** START OF MATERIAL FOR THE TASK **

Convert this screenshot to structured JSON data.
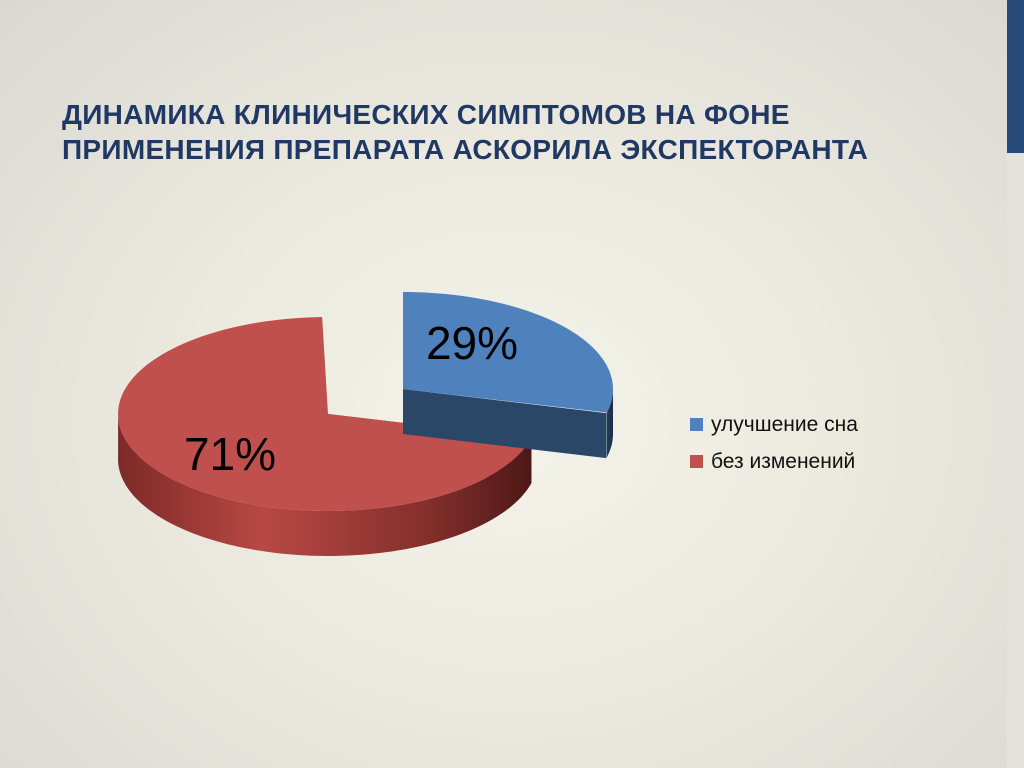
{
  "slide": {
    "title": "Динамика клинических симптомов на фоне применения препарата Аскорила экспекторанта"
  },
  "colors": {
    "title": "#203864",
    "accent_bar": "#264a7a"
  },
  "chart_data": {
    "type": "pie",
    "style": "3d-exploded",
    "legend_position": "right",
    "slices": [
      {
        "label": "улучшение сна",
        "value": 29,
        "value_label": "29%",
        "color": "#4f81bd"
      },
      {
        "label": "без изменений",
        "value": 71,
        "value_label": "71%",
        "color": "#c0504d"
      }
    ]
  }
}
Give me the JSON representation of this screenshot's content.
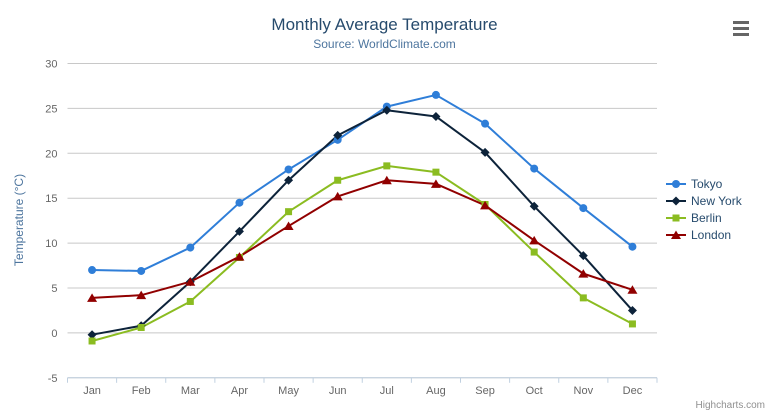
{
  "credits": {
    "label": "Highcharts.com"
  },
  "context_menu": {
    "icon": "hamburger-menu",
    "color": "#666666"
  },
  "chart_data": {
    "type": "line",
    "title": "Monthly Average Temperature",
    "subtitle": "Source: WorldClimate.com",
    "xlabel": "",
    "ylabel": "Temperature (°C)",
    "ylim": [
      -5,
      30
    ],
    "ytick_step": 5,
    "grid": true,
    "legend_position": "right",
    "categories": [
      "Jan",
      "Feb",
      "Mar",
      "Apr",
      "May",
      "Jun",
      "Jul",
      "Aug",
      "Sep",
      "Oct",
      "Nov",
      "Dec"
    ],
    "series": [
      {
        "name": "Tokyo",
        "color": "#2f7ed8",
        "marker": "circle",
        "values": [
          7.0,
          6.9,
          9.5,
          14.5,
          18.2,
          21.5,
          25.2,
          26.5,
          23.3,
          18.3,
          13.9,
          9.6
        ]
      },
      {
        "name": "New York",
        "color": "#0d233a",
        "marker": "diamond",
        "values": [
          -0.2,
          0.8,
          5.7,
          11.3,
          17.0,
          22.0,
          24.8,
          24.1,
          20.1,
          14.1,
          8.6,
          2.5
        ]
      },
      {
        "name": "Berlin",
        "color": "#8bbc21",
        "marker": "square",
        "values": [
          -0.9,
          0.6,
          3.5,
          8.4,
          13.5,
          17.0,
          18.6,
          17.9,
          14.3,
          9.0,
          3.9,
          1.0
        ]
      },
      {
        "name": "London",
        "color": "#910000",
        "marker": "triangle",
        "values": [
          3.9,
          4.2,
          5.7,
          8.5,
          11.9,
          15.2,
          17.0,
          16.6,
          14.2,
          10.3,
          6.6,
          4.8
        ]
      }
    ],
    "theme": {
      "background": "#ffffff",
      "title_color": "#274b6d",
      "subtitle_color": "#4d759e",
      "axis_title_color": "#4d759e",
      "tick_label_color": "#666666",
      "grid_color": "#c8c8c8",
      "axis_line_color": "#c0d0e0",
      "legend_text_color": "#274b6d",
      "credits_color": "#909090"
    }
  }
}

** END OF MATERIAL FOR THE TASK **

▶ _OBJECTIVE_
Ignore the images and quote every line of the listing exactly.

▶ _EXERCISE RESPONSE_
Convert this screenshot to structured JSON data.
{
  "slide": {
    "title": "Динамика клинических симптомов на фоне применения препарата Аскорила экспекторанта"
  },
  "colors": {
    "title": "#203864",
    "accent_bar": "#264a7a"
  },
  "chart_data": {
    "type": "pie",
    "style": "3d-exploded",
    "legend_position": "right",
    "slices": [
      {
        "label": "улучшение сна",
        "value": 29,
        "value_label": "29%",
        "color": "#4f81bd"
      },
      {
        "label": "без изменений",
        "value": 71,
        "value_label": "71%",
        "color": "#c0504d"
      }
    ]
  }
}
Give me the JSON representation of this screenshot's content.
{
  "credits": {
    "label": "Highcharts.com"
  },
  "context_menu": {
    "icon": "hamburger-menu",
    "color": "#666666"
  },
  "chart_data": {
    "type": "line",
    "title": "Monthly Average Temperature",
    "subtitle": "Source: WorldClimate.com",
    "xlabel": "",
    "ylabel": "Temperature (°C)",
    "ylim": [
      -5,
      30
    ],
    "ytick_step": 5,
    "grid": true,
    "legend_position": "right",
    "categories": [
      "Jan",
      "Feb",
      "Mar",
      "Apr",
      "May",
      "Jun",
      "Jul",
      "Aug",
      "Sep",
      "Oct",
      "Nov",
      "Dec"
    ],
    "series": [
      {
        "name": "Tokyo",
        "color": "#2f7ed8",
        "marker": "circle",
        "values": [
          7.0,
          6.9,
          9.5,
          14.5,
          18.2,
          21.5,
          25.2,
          26.5,
          23.3,
          18.3,
          13.9,
          9.6
        ]
      },
      {
        "name": "New York",
        "color": "#0d233a",
        "marker": "diamond",
        "values": [
          -0.2,
          0.8,
          5.7,
          11.3,
          17.0,
          22.0,
          24.8,
          24.1,
          20.1,
          14.1,
          8.6,
          2.5
        ]
      },
      {
        "name": "Berlin",
        "color": "#8bbc21",
        "marker": "square",
        "values": [
          -0.9,
          0.6,
          3.5,
          8.4,
          13.5,
          17.0,
          18.6,
          17.9,
          14.3,
          9.0,
          3.9,
          1.0
        ]
      },
      {
        "name": "London",
        "color": "#910000",
        "marker": "triangle",
        "values": [
          3.9,
          4.2,
          5.7,
          8.5,
          11.9,
          15.2,
          17.0,
          16.6,
          14.2,
          10.3,
          6.6,
          4.8
        ]
      }
    ],
    "theme": {
      "background": "#ffffff",
      "title_color": "#274b6d",
      "subtitle_color": "#4d759e",
      "axis_title_color": "#4d759e",
      "tick_label_color": "#666666",
      "grid_color": "#c8c8c8",
      "axis_line_color": "#c0d0e0",
      "legend_text_color": "#274b6d",
      "credits_color": "#909090"
    }
  }
}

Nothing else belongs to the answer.